>> Start Records provided

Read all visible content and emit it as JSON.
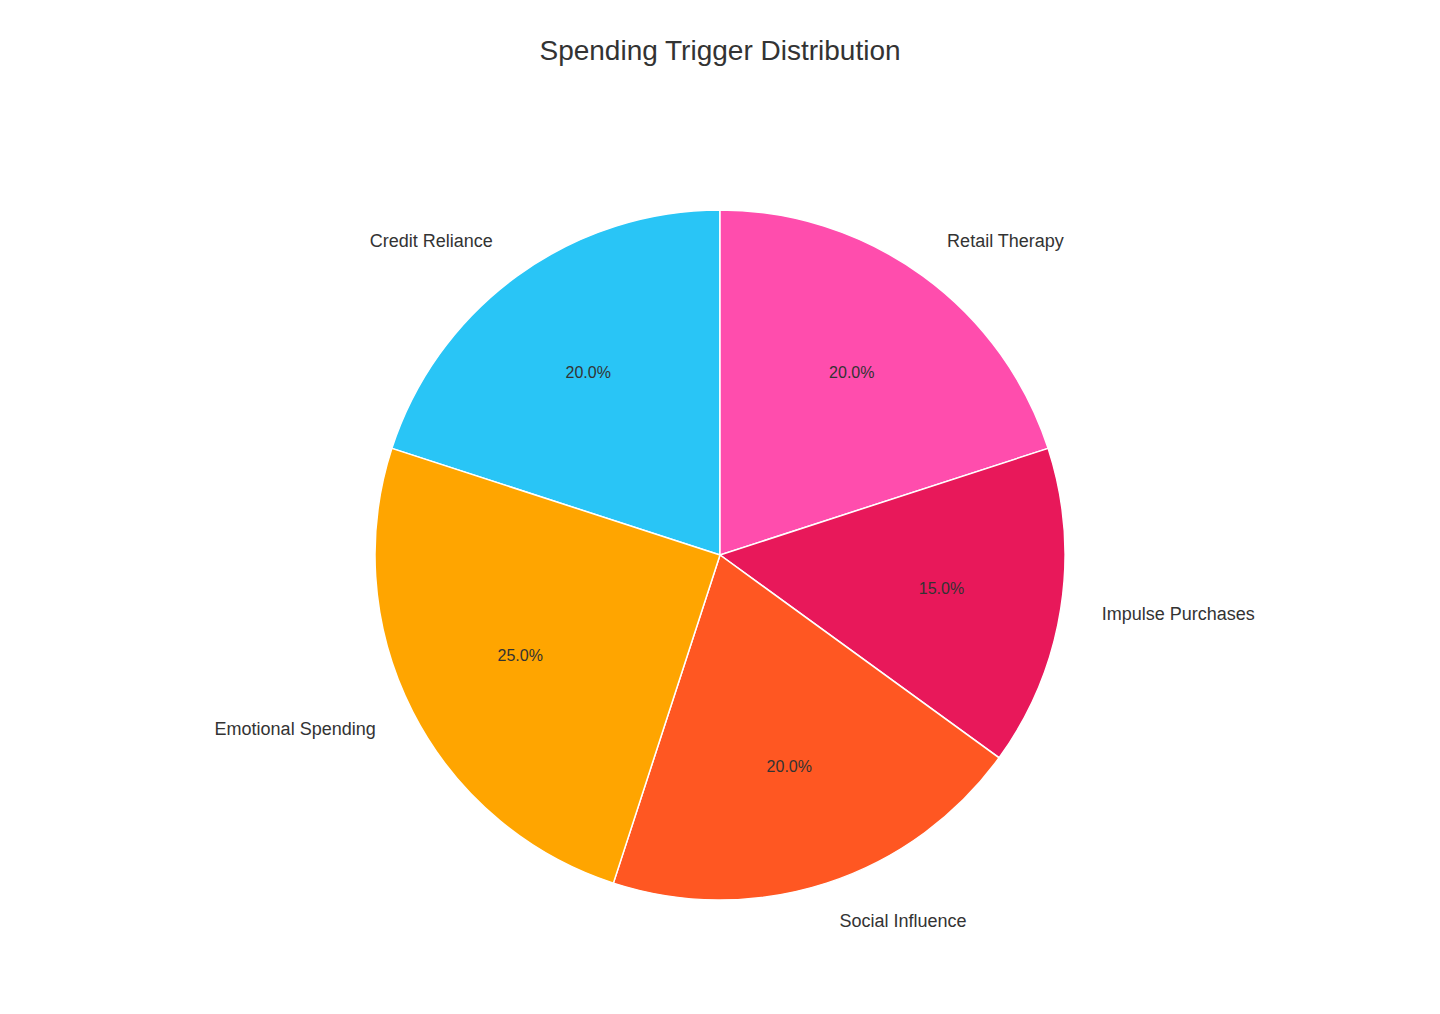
{
  "chart_data": {
    "type": "pie",
    "title": "Spending Trigger Distribution",
    "categories": [
      "Credit Reliance",
      "Retail Therapy",
      "Impulse Purchases",
      "Social Influence",
      "Emotional Spending"
    ],
    "values": [
      20.0,
      20.0,
      15.0,
      20.0,
      25.0
    ],
    "value_labels": [
      "20.0%",
      "20.0%",
      "15.0%",
      "20.0%",
      "25.0%"
    ],
    "colors": [
      "#29C5F6",
      "#FF4DAD",
      "#E8185A",
      "#FF5722",
      "#FFA500"
    ],
    "data_labels": true
  }
}
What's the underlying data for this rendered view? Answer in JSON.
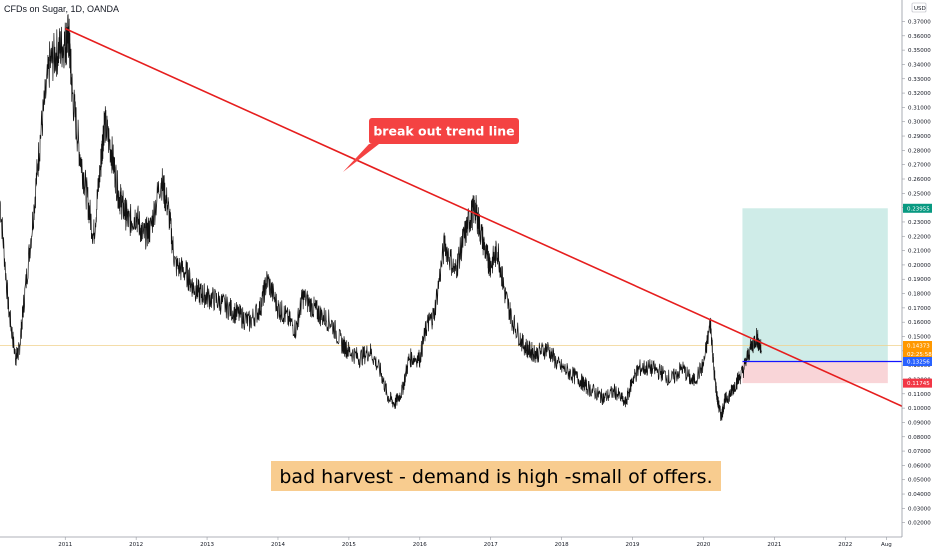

>> End Records provided

_Work to do_. Retype every entry verbatim and exclude the pictures from the copy.

_Response to the exercise_.
Read all visible content and emit it as JSON.
{
  "chart_data": {
    "type": "pie",
    "title": "Spending Trigger Distribution",
    "categories": [
      "Credit Reliance",
      "Retail Therapy",
      "Impulse Purchases",
      "Social Influence",
      "Emotional Spending"
    ],
    "values": [
      20.0,
      20.0,
      15.0,
      20.0,
      25.0
    ],
    "value_labels": [
      "20.0%",
      "20.0%",
      "15.0%",
      "20.0%",
      "25.0%"
    ],
    "colors": [
      "#29C5F6",
      "#FF4DAD",
      "#E8185A",
      "#FF5722",
      "#FFA500"
    ],
    "data_labels": true
  }
}
What's the underlying data for this rendered view? Answer in JSON.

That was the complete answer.